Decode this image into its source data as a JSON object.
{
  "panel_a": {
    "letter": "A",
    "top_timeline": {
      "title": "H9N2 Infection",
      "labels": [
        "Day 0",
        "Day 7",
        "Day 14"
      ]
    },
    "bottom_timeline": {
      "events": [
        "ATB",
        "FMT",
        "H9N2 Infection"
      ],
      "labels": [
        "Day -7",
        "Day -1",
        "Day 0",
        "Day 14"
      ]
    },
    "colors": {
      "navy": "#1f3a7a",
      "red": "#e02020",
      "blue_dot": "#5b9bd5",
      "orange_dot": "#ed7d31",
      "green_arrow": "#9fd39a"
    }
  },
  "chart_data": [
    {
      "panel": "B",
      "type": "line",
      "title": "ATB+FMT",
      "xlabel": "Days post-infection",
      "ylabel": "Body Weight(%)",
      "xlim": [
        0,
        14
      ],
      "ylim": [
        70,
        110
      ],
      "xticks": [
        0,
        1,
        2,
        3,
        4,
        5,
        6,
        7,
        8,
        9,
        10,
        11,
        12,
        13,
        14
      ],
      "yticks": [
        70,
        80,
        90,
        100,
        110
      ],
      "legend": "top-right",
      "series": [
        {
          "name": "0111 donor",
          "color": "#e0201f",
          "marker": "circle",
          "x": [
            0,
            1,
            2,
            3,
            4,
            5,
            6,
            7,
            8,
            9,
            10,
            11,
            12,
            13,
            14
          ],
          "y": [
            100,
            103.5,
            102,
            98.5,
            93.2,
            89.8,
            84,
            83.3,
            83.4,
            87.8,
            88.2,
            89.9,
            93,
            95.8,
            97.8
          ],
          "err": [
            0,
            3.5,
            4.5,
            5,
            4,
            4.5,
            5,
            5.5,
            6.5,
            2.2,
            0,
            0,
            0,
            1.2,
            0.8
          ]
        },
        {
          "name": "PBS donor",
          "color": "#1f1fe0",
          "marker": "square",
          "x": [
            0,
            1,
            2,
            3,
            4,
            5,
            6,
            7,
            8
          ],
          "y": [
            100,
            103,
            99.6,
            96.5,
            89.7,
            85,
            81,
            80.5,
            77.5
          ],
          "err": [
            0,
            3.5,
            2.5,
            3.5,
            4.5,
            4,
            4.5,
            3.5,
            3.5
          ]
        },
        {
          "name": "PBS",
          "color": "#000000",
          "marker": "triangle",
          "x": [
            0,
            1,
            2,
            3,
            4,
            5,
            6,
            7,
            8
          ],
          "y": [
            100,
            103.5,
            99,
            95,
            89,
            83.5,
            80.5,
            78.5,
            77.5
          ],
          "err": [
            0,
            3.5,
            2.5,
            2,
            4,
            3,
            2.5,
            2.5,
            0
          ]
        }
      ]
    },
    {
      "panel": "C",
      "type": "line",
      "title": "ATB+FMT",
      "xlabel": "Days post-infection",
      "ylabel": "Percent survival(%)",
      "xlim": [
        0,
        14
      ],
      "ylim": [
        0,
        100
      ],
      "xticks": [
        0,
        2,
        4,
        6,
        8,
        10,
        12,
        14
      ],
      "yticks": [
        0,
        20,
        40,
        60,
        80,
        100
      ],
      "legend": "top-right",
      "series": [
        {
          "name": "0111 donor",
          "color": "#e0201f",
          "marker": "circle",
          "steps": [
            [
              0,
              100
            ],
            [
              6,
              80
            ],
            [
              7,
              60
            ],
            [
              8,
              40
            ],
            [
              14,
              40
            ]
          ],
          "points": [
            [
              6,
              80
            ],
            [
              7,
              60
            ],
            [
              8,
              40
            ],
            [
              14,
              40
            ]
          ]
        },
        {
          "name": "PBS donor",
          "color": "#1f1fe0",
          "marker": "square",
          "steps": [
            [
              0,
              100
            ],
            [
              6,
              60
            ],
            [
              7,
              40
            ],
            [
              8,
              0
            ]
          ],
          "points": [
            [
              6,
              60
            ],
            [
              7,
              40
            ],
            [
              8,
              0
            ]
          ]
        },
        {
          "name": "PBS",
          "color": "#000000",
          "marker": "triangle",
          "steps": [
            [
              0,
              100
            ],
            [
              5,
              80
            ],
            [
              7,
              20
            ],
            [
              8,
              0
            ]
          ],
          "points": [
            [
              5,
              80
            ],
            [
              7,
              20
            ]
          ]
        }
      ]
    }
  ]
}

=-=-=

• **Written instruction**: Quote the data above in full, changing nothing.

• **Exercise answer**:
Decode this image into its source data as a JSON object.
{
  "panel_a": {
    "letter": "A",
    "top_timeline": {
      "title": "H9N2 Infection",
      "labels": [
        "Day 0",
        "Day 7",
        "Day 14"
      ]
    },
    "bottom_timeline": {
      "events": [
        "ATB",
        "FMT",
        "H9N2 Infection"
      ],
      "labels": [
        "Day -7",
        "Day -1",
        "Day 0",
        "Day 14"
      ]
    },
    "colors": {
      "navy": "#1f3a7a",
      "red": "#e02020",
      "blue_dot": "#5b9bd5",
      "orange_dot": "#ed7d31",
      "green_arrow": "#9fd39a"
    }
  },
  "chart_data": [
    {
      "panel": "B",
      "type": "line",
      "title": "ATB+FMT",
      "xlabel": "Days post-infection",
      "ylabel": "Body Weight(%)",
      "xlim": [
        0,
        14
      ],
      "ylim": [
        70,
        110
      ],
      "xticks": [
        0,
        1,
        2,
        3,
        4,
        5,
        6,
        7,
        8,
        9,
        10,
        11,
        12,
        13,
        14
      ],
      "yticks": [
        70,
        80,
        90,
        100,
        110
      ],
      "legend": "top-right",
      "series": [
        {
          "name": "0111 donor",
          "color": "#e0201f",
          "marker": "circle",
          "x": [
            0,
            1,
            2,
            3,
            4,
            5,
            6,
            7,
            8,
            9,
            10,
            11,
            12,
            13,
            14
          ],
          "y": [
            100,
            103.5,
            102,
            98.5,
            93.2,
            89.8,
            84,
            83.3,
            83.4,
            87.8,
            88.2,
            89.9,
            93,
            95.8,
            97.8
          ],
          "err": [
            0,
            3.5,
            4.5,
            5,
            4,
            4.5,
            5,
            5.5,
            6.5,
            2.2,
            0,
            0,
            0,
            1.2,
            0.8
          ]
        },
        {
          "name": "PBS donor",
          "color": "#1f1fe0",
          "marker": "square",
          "x": [
            0,
            1,
            2,
            3,
            4,
            5,
            6,
            7,
            8
          ],
          "y": [
            100,
            103,
            99.6,
            96.5,
            89.7,
            85,
            81,
            80.5,
            77.5
          ],
          "err": [
            0,
            3.5,
            2.5,
            3.5,
            4.5,
            4,
            4.5,
            3.5,
            3.5
          ]
        },
        {
          "name": "PBS",
          "color": "#000000",
          "marker": "triangle",
          "x": [
            0,
            1,
            2,
            3,
            4,
            5,
            6,
            7,
            8
          ],
          "y": [
            100,
            103.5,
            99,
            95,
            89,
            83.5,
            80.5,
            78.5,
            77.5
          ],
          "err": [
            0,
            3.5,
            2.5,
            2,
            4,
            3,
            2.5,
            2.5,
            0
          ]
        }
      ]
    },
    {
      "panel": "C",
      "type": "line",
      "title": "ATB+FMT",
      "xlabel": "Days post-infection",
      "ylabel": "Percent survival(%)",
      "xlim": [
        0,
        14
      ],
      "ylim": [
        0,
        100
      ],
      "xticks": [
        0,
        2,
        4,
        6,
        8,
        10,
        12,
        14
      ],
      "yticks": [
        0,
        20,
        40,
        60,
        80,
        100
      ],
      "legend": "top-right",
      "series": [
        {
          "name": "0111 donor",
          "color": "#e0201f",
          "marker": "circle",
          "steps": [
            [
              0,
              100
            ],
            [
              6,
              80
            ],
            [
              7,
              60
            ],
            [
              8,
              40
            ],
            [
              14,
              40
            ]
          ],
          "points": [
            [
              6,
              80
            ],
            [
              7,
              60
            ],
            [
              8,
              40
            ],
            [
              14,
              40
            ]
          ]
        },
        {
          "name": "PBS donor",
          "color": "#1f1fe0",
          "marker": "square",
          "steps": [
            [
              0,
              100
            ],
            [
              6,
              60
            ],
            [
              7,
              40
            ],
            [
              8,
              0
            ]
          ],
          "points": [
            [
              6,
              60
            ],
            [
              7,
              40
            ],
            [
              8,
              0
            ]
          ]
        },
        {
          "name": "PBS",
          "color": "#000000",
          "marker": "triangle",
          "steps": [
            [
              0,
              100
            ],
            [
              5,
              80
            ],
            [
              7,
              20
            ],
            [
              8,
              0
            ]
          ],
          "points": [
            [
              5,
              80
            ],
            [
              7,
              20
            ]
          ]
        }
      ]
    }
  ]
}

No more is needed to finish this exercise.